Exercise prompt => The entries below contain pictures. Retype everything except those pictures, exactly as given.

Extracted data entries =>
══════════
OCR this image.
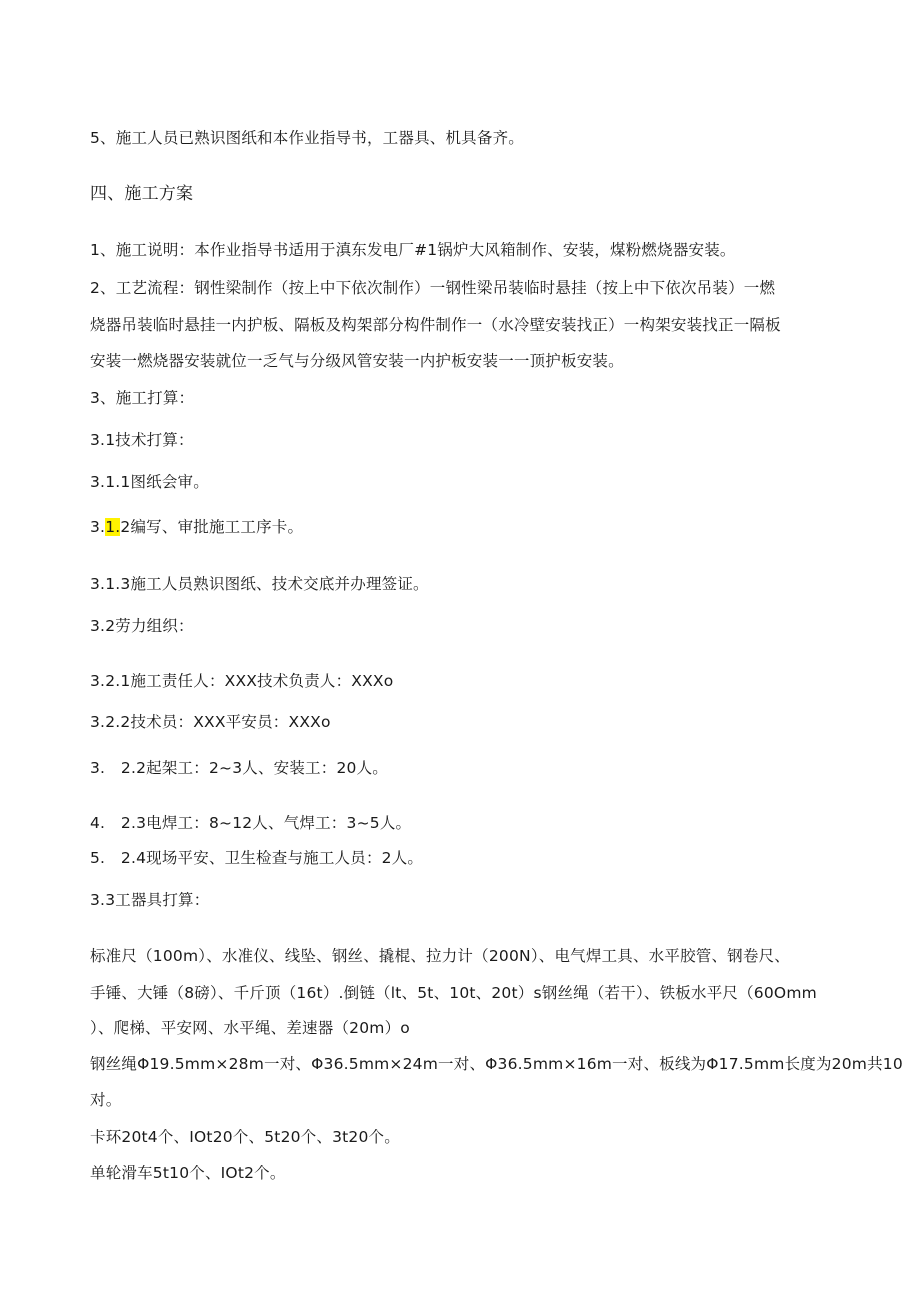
5、施工人员已熟识图纸和本作业指导书，工器具、机具备齐。
四、施工方案
1、施工说明：本作业指导书适用于滇东发电厂#1锅炉大风箱制作、安装，煤粉燃烧器安装。
2、工艺流程：钢性梁制作（按上中下依次制作）一钢性梁吊装临时悬挂（按上中下依次吊装）一燃
烧器吊装临时悬挂一内护板、隔板及构架部分构件制作一（水冷壁安装找正）一构架安装找正一隔板
安装一燃烧器安装就位一乏气与分级风管安装一内护板安装一一顶护板安装。
3、施工打算：
3.1技术打算：
3.1.1图纸会审。
3.1.2编写、审批施工工序卡。
3.1.3施工人员熟识图纸、技术交底并办理签证。
3.2劳力组织：
3.2.1施工责任人：XXX技术负责人：XXXo
3.2.2技术员：XXX平安员：XXXo
3.　2.2起架工：2~3人、安装工：20人。
4.　2.3电焊工：8~12人、气焊工：3~5人。
5.　2.4现场平安、卫生检查与施工人员：2人。
3.3工器具打算：
标准尺（100m）、水准仪、线坠、钢丝、撬棍、拉力计（200N）、电气焊工具、水平胶管、钢卷尺、
手锤、大锤（8磅）、千斤顶（16t）.倒链（lt、5t、10t、20t）s钢丝绳（若干）、铁板水平尺（60Omm
）、爬梯、平安网、水平绳、差速器（20m）o
钢丝绳Φ19.5mm×28m一对、Φ36.5mm×24m一对、Φ36.5mm×16m一对、板线为Φ17.5mm长度为20m共10
对。
卡环20t4个、IOt20个、5t20个、3t20个。
单轮滑车5t10个、IOt2个。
══════════
Finished exercise =>
OCR this image.
5、施工人员已熟识图纸和本作业指导书，工器具、机具备齐。
四、施工方案
1、施工说明：本作业指导书适用于滇东发电厂#1锅炉大风箱制作、安装，煤粉燃烧器安装。
2、工艺流程：钢性梁制作（按上中下依次制作）一钢性梁吊装临时悬挂（按上中下依次吊装）一燃
烧器吊装临时悬挂一内护板、隔板及构架部分构件制作一（水冷壁安装找正）一构架安装找正一隔板
安装一燃烧器安装就位一乏气与分级风管安装一内护板安装一一顶护板安装。
3、施工打算：
3.1技术打算：
3.1.1图纸会审。
3.1.2编写、审批施工工序卡。
3.1.3施工人员熟识图纸、技术交底并办理签证。
3.2劳力组织：
3.2.1施工责任人：XXX技术负责人：XXXo
3.2.2技术员：XXX平安员：XXXo
3.　2.2起架工：2~3人、安装工：20人。
4.　2.3电焊工：8~12人、气焊工：3~5人。
5.　2.4现场平安、卫生检查与施工人员：2人。
3.3工器具打算：
标准尺（100m）、水准仪、线坠、钢丝、撬棍、拉力计（200N）、电气焊工具、水平胶管、钢卷尺、
手锤、大锤（8磅）、千斤顶（16t）.倒链（lt、5t、10t、20t）s钢丝绳（若干）、铁板水平尺（60Omm
）、爬梯、平安网、水平绳、差速器（20m）o
钢丝绳Φ19.5mm×28m一对、Φ36.5mm×24m一对、Φ36.5mm×16m一对、板线为Φ17.5mm长度为20m共10
对。
卡环20t4个、IOt20个、5t20个、3t20个。
单轮滑车5t10个、IOt2个。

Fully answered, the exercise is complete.